Omit all pictures. Copy the rest of the material exactly.

-- DATA SUPPLIED start --

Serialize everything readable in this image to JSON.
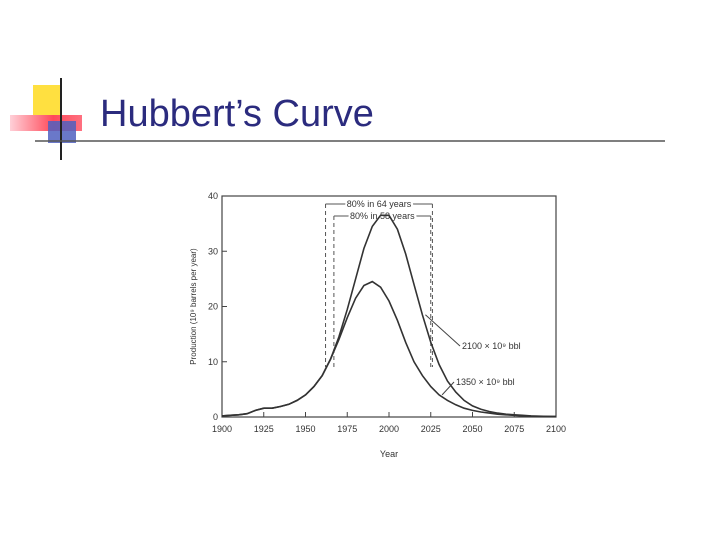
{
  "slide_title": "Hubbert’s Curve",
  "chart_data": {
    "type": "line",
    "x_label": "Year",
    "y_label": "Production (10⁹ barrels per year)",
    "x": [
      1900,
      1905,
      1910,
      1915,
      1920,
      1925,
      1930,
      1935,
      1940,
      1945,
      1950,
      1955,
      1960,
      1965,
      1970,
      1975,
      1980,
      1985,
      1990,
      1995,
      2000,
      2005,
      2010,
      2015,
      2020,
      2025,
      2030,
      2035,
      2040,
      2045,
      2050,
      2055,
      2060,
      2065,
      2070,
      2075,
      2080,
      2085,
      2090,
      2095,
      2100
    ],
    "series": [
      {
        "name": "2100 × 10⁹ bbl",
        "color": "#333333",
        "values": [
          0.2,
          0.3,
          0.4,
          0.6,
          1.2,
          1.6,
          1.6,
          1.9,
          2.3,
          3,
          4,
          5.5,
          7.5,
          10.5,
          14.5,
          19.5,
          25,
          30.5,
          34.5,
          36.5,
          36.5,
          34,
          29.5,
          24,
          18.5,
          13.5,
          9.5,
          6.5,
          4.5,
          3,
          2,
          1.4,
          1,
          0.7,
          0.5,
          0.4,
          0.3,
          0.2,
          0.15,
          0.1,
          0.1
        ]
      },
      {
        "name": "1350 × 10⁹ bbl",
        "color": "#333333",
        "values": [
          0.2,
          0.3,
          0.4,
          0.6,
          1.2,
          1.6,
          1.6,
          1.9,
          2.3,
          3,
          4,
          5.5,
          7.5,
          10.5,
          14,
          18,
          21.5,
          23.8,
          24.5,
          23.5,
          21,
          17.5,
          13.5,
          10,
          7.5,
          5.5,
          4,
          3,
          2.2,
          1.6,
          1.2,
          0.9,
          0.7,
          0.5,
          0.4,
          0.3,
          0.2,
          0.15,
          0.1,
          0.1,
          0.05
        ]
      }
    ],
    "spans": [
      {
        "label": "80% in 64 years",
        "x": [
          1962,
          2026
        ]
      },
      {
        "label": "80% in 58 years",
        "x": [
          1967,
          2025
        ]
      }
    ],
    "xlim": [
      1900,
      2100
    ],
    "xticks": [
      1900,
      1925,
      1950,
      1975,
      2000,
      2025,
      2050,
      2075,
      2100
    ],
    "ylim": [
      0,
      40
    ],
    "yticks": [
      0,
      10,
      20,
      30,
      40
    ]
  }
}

-- DATA SUPPLIED end --

*ANSWER FOR THE TASK:*
Serialize everything readable in this image to JSON.
{
  "slide_title": "Hubbert’s Curve",
  "chart_data": {
    "type": "line",
    "x_label": "Year",
    "y_label": "Production (10⁹ barrels per year)",
    "x": [
      1900,
      1905,
      1910,
      1915,
      1920,
      1925,
      1930,
      1935,
      1940,
      1945,
      1950,
      1955,
      1960,
      1965,
      1970,
      1975,
      1980,
      1985,
      1990,
      1995,
      2000,
      2005,
      2010,
      2015,
      2020,
      2025,
      2030,
      2035,
      2040,
      2045,
      2050,
      2055,
      2060,
      2065,
      2070,
      2075,
      2080,
      2085,
      2090,
      2095,
      2100
    ],
    "series": [
      {
        "name": "2100 × 10⁹ bbl",
        "color": "#333333",
        "values": [
          0.2,
          0.3,
          0.4,
          0.6,
          1.2,
          1.6,
          1.6,
          1.9,
          2.3,
          3,
          4,
          5.5,
          7.5,
          10.5,
          14.5,
          19.5,
          25,
          30.5,
          34.5,
          36.5,
          36.5,
          34,
          29.5,
          24,
          18.5,
          13.5,
          9.5,
          6.5,
          4.5,
          3,
          2,
          1.4,
          1,
          0.7,
          0.5,
          0.4,
          0.3,
          0.2,
          0.15,
          0.1,
          0.1
        ]
      },
      {
        "name": "1350 × 10⁹ bbl",
        "color": "#333333",
        "values": [
          0.2,
          0.3,
          0.4,
          0.6,
          1.2,
          1.6,
          1.6,
          1.9,
          2.3,
          3,
          4,
          5.5,
          7.5,
          10.5,
          14,
          18,
          21.5,
          23.8,
          24.5,
          23.5,
          21,
          17.5,
          13.5,
          10,
          7.5,
          5.5,
          4,
          3,
          2.2,
          1.6,
          1.2,
          0.9,
          0.7,
          0.5,
          0.4,
          0.3,
          0.2,
          0.15,
          0.1,
          0.1,
          0.05
        ]
      }
    ],
    "spans": [
      {
        "label": "80% in 64 years",
        "x": [
          1962,
          2026
        ]
      },
      {
        "label": "80% in 58 years",
        "x": [
          1967,
          2025
        ]
      }
    ],
    "xlim": [
      1900,
      2100
    ],
    "xticks": [
      1900,
      1925,
      1950,
      1975,
      2000,
      2025,
      2050,
      2075,
      2100
    ],
    "ylim": [
      0,
      40
    ],
    "yticks": [
      0,
      10,
      20,
      30,
      40
    ]
  }
}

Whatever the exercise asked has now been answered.